*Input rows*:

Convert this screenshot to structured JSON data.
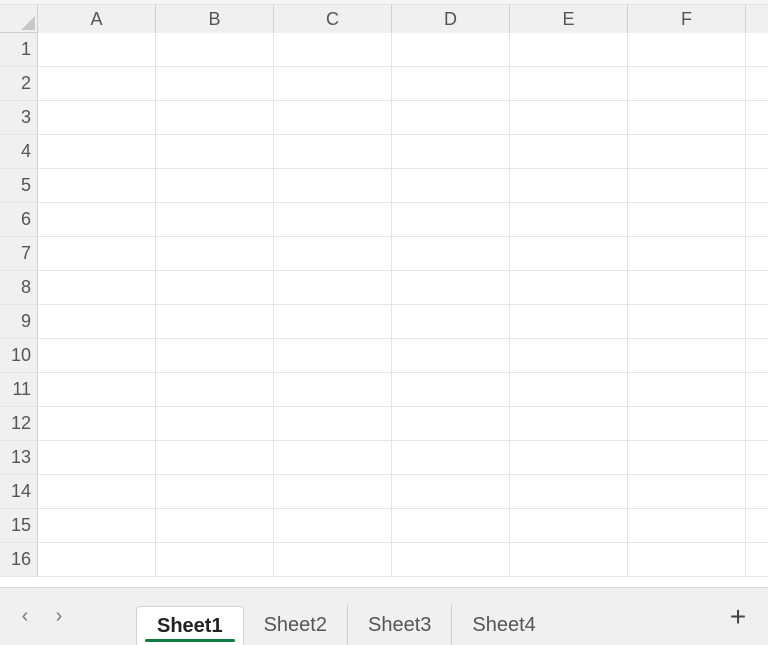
{
  "grid": {
    "columns": [
      "A",
      "B",
      "C",
      "D",
      "E",
      "F"
    ],
    "rows": [
      "1",
      "2",
      "3",
      "4",
      "5",
      "6",
      "7",
      "8",
      "9",
      "10",
      "11",
      "12",
      "13",
      "14",
      "15",
      "16"
    ]
  },
  "tabs": {
    "items": [
      {
        "label": "Sheet1",
        "active": true
      },
      {
        "label": "Sheet2",
        "active": false
      },
      {
        "label": "Sheet3",
        "active": false
      },
      {
        "label": "Sheet4",
        "active": false
      }
    ]
  },
  "nav": {
    "prev_glyph": "‹",
    "next_glyph": "›",
    "add_glyph": "+"
  }
}
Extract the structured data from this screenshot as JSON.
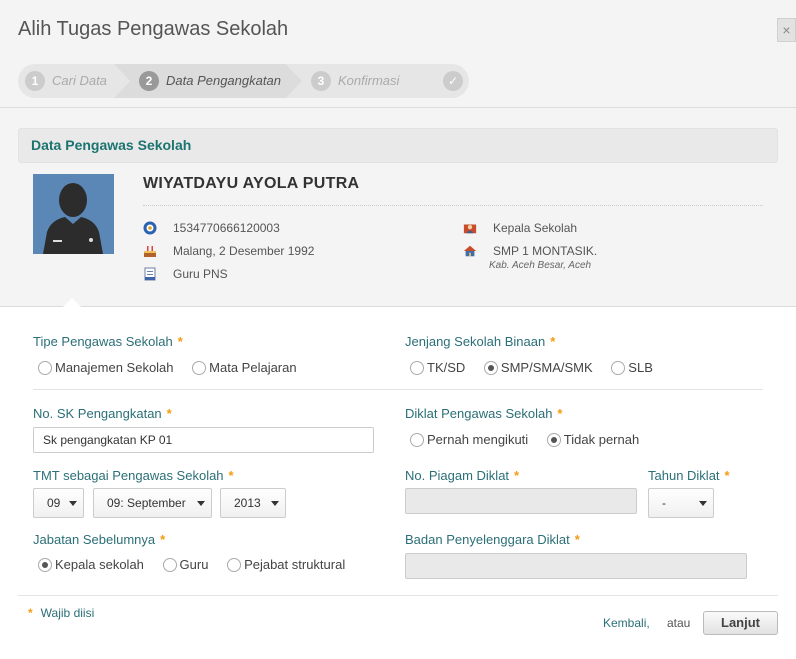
{
  "dialog": {
    "title": "Alih Tugas Pengawas Sekolah",
    "close_label": "×"
  },
  "wizard": {
    "steps": [
      {
        "num": "1",
        "label": "Cari Data",
        "active": false
      },
      {
        "num": "2",
        "label": "Data Pengangkatan",
        "active": true
      },
      {
        "num": "3",
        "label": "Konfirmasi",
        "active": false
      },
      {
        "num": "✓",
        "label": "",
        "active": false
      }
    ]
  },
  "profile": {
    "section_title": "Data Pengawas Sekolah",
    "name": "WIYATDAYU AYOLA PUTRA",
    "nip": "1534770666120003",
    "birth": "Malang, 2 Desember 1992",
    "status": "Guru PNS",
    "position": "Kepala Sekolah",
    "school": "SMP 1 MONTASIK.",
    "school_location": "Kab. Aceh Besar, Aceh"
  },
  "form": {
    "tipe": {
      "label": "Tipe Pengawas Sekolah",
      "options": [
        "Manajemen Sekolah",
        "Mata Pelajaran"
      ],
      "selected": null
    },
    "jenjang": {
      "label": "Jenjang Sekolah Binaan",
      "options": [
        "TK/SD",
        "SMP/SMA/SMK",
        "SLB"
      ],
      "selected": "SMP/SMA/SMK"
    },
    "no_sk": {
      "label": "No. SK Pengangkatan",
      "value": "Sk pengangkatan KP 01"
    },
    "diklat": {
      "label": "Diklat Pengawas Sekolah",
      "options": [
        "Pernah mengikuti",
        "Tidak pernah"
      ],
      "selected": "Tidak pernah"
    },
    "tmt": {
      "label": "TMT sebagai Pengawas Sekolah",
      "day": "09",
      "month": "09: September",
      "year": "2013"
    },
    "no_piagam": {
      "label": "No. Piagam Diklat",
      "value": ""
    },
    "tahun_diklat": {
      "label": "Tahun Diklat",
      "value": "-"
    },
    "jabatan": {
      "label": "Jabatan Sebelumnya",
      "options": [
        "Kepala sekolah",
        "Guru",
        "Pejabat struktural"
      ],
      "selected": "Kepala sekolah"
    },
    "badan": {
      "label": "Badan Penyelenggara Diklat",
      "value": ""
    },
    "required_mark": "*"
  },
  "footer": {
    "note": "Wajib diisi",
    "back": "Kembali,",
    "or": "atau",
    "next": "Lanjut"
  },
  "colors": {
    "accent": "#1c7370",
    "required": "#f39c12"
  }
}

*What the exercise asks*:
Set every line down exactly as written, leaving each picture out.

*Finished answer*:
Convert this screenshot to structured JSON data.
{
  "grid": {
    "columns": [
      "A",
      "B",
      "C",
      "D",
      "E",
      "F"
    ],
    "rows": [
      "1",
      "2",
      "3",
      "4",
      "5",
      "6",
      "7",
      "8",
      "9",
      "10",
      "11",
      "12",
      "13",
      "14",
      "15",
      "16"
    ]
  },
  "tabs": {
    "items": [
      {
        "label": "Sheet1",
        "active": true
      },
      {
        "label": "Sheet2",
        "active": false
      },
      {
        "label": "Sheet3",
        "active": false
      },
      {
        "label": "Sheet4",
        "active": false
      }
    ]
  },
  "nav": {
    "prev_glyph": "‹",
    "next_glyph": "›",
    "add_glyph": "+"
  }
}
Extract the structured data from this screenshot as JSON.
{
  "dialog": {
    "title": "Alih Tugas Pengawas Sekolah",
    "close_label": "×"
  },
  "wizard": {
    "steps": [
      {
        "num": "1",
        "label": "Cari Data",
        "active": false
      },
      {
        "num": "2",
        "label": "Data Pengangkatan",
        "active": true
      },
      {
        "num": "3",
        "label": "Konfirmasi",
        "active": false
      },
      {
        "num": "✓",
        "label": "",
        "active": false
      }
    ]
  },
  "profile": {
    "section_title": "Data Pengawas Sekolah",
    "name": "WIYATDAYU AYOLA PUTRA",
    "nip": "1534770666120003",
    "birth": "Malang, 2 Desember 1992",
    "status": "Guru PNS",
    "position": "Kepala Sekolah",
    "school": "SMP 1 MONTASIK.",
    "school_location": "Kab. Aceh Besar, Aceh"
  },
  "form": {
    "tipe": {
      "label": "Tipe Pengawas Sekolah",
      "options": [
        "Manajemen Sekolah",
        "Mata Pelajaran"
      ],
      "selected": null
    },
    "jenjang": {
      "label": "Jenjang Sekolah Binaan",
      "options": [
        "TK/SD",
        "SMP/SMA/SMK",
        "SLB"
      ],
      "selected": "SMP/SMA/SMK"
    },
    "no_sk": {
      "label": "No. SK Pengangkatan",
      "value": "Sk pengangkatan KP 01"
    },
    "diklat": {
      "label": "Diklat Pengawas Sekolah",
      "options": [
        "Pernah mengikuti",
        "Tidak pernah"
      ],
      "selected": "Tidak pernah"
    },
    "tmt": {
      "label": "TMT sebagai Pengawas Sekolah",
      "day": "09",
      "month": "09: September",
      "year": "2013"
    },
    "no_piagam": {
      "label": "No. Piagam Diklat",
      "value": ""
    },
    "tahun_diklat": {
      "label": "Tahun Diklat",
      "value": "-"
    },
    "jabatan": {
      "label": "Jabatan Sebelumnya",
      "options": [
        "Kepala sekolah",
        "Guru",
        "Pejabat struktural"
      ],
      "selected": "Kepala sekolah"
    },
    "badan": {
      "label": "Badan Penyelenggara Diklat",
      "value": ""
    },
    "required_mark": "*"
  },
  "footer": {
    "note": "Wajib diisi",
    "back": "Kembali,",
    "or": "atau",
    "next": "Lanjut"
  },
  "colors": {
    "accent": "#1c7370",
    "required": "#f39c12"
  }
}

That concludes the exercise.